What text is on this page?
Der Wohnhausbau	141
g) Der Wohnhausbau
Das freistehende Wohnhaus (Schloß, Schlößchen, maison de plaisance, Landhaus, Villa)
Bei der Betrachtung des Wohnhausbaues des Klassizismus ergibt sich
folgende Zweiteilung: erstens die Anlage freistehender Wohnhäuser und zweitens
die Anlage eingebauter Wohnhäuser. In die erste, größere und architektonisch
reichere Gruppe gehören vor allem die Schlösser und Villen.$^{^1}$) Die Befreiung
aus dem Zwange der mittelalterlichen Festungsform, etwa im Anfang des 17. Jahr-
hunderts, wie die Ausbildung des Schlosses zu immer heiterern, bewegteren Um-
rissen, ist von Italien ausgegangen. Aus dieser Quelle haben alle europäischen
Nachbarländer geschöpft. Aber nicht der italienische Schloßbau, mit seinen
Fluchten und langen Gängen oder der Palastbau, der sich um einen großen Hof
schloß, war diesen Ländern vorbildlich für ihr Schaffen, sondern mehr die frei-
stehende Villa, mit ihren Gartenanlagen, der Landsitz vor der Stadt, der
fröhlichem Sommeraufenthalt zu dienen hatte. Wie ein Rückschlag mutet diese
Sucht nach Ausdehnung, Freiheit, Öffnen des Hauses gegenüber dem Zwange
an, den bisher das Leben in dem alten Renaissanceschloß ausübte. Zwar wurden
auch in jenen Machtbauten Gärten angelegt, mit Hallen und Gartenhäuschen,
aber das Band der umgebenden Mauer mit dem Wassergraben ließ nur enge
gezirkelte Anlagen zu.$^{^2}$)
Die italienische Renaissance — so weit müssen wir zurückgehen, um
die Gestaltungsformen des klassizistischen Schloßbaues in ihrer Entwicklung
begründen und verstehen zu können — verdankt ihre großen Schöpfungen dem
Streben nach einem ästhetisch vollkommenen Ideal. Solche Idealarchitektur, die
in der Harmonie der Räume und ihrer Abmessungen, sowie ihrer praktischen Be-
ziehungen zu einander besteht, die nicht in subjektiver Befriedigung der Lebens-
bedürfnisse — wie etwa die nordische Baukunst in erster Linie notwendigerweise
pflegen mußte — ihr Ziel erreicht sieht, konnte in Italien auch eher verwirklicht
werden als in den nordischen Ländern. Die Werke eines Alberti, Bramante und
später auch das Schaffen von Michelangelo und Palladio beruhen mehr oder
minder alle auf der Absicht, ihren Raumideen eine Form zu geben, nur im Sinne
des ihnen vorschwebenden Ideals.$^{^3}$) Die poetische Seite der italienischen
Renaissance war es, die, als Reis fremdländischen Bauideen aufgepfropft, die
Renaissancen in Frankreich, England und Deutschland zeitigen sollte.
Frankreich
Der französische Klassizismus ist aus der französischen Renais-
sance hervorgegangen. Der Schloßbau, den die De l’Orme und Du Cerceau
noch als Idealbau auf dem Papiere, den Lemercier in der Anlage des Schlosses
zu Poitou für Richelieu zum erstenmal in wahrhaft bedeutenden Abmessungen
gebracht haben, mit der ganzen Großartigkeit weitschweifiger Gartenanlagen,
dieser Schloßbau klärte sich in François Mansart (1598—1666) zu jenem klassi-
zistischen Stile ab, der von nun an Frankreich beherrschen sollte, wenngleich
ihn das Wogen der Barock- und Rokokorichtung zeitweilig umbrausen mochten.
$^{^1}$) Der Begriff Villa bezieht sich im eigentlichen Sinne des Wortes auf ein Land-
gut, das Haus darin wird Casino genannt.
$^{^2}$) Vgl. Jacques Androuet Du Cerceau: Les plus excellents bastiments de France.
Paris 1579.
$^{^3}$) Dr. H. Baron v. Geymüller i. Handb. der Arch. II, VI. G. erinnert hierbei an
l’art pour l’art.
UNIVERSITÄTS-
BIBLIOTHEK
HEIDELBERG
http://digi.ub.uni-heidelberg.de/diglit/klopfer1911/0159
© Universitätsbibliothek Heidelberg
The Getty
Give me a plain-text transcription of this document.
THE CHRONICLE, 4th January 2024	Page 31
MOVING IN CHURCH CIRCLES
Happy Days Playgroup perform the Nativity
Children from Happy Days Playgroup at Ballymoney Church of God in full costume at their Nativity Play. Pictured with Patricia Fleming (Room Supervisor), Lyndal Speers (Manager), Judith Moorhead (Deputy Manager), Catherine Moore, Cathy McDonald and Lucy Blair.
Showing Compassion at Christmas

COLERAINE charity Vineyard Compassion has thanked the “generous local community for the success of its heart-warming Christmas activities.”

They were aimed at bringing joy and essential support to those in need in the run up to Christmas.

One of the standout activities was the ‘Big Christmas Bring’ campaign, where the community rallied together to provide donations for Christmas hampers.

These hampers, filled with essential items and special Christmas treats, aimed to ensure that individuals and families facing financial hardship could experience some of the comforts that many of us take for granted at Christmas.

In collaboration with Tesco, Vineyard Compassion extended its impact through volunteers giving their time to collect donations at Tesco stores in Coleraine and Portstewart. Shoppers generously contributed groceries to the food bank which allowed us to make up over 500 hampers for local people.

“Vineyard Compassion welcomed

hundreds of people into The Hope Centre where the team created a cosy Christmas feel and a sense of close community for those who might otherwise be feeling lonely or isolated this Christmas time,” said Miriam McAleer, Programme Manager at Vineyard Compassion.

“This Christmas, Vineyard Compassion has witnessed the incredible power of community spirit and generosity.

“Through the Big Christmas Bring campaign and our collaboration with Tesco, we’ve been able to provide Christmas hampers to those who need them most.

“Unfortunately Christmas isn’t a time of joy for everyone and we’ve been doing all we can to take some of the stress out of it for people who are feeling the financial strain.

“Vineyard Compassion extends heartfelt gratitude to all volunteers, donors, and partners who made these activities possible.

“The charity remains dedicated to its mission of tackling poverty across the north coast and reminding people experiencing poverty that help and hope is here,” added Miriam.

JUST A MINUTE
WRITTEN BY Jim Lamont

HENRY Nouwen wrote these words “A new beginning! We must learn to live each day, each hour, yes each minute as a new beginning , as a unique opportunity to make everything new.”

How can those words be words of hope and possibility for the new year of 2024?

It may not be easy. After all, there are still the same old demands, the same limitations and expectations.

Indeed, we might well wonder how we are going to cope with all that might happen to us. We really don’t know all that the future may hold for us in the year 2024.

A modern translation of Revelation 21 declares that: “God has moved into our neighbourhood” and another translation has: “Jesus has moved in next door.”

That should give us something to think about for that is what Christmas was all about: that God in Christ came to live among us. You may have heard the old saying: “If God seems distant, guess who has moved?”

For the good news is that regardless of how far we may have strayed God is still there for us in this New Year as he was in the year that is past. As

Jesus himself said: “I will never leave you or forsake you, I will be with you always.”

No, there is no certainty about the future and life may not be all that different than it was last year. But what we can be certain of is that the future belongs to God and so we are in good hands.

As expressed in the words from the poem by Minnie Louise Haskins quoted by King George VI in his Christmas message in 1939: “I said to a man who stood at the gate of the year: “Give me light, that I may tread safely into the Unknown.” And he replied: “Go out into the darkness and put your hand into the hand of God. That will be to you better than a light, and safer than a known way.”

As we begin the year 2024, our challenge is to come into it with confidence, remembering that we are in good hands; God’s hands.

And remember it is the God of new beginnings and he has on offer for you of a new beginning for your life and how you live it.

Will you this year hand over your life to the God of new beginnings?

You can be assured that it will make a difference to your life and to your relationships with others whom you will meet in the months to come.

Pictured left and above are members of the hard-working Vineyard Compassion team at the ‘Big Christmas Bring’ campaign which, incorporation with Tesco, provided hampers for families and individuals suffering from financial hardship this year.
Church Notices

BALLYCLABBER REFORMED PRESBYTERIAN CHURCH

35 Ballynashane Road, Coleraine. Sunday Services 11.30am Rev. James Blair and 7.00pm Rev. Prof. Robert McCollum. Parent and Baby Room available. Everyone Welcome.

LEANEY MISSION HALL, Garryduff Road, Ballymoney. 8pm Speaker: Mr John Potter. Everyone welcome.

- - - - -

_Set exercise_:
Keep only the lines that hold the string "Schaffen", and copy them out.

_Solution for this problem_:
schloß, war diesen Ländern vorbildlich für ihr Schaffen, sondern mehr die frei-
später auch das Schaffen von Michelangelo und Palladio beruhen mehr oder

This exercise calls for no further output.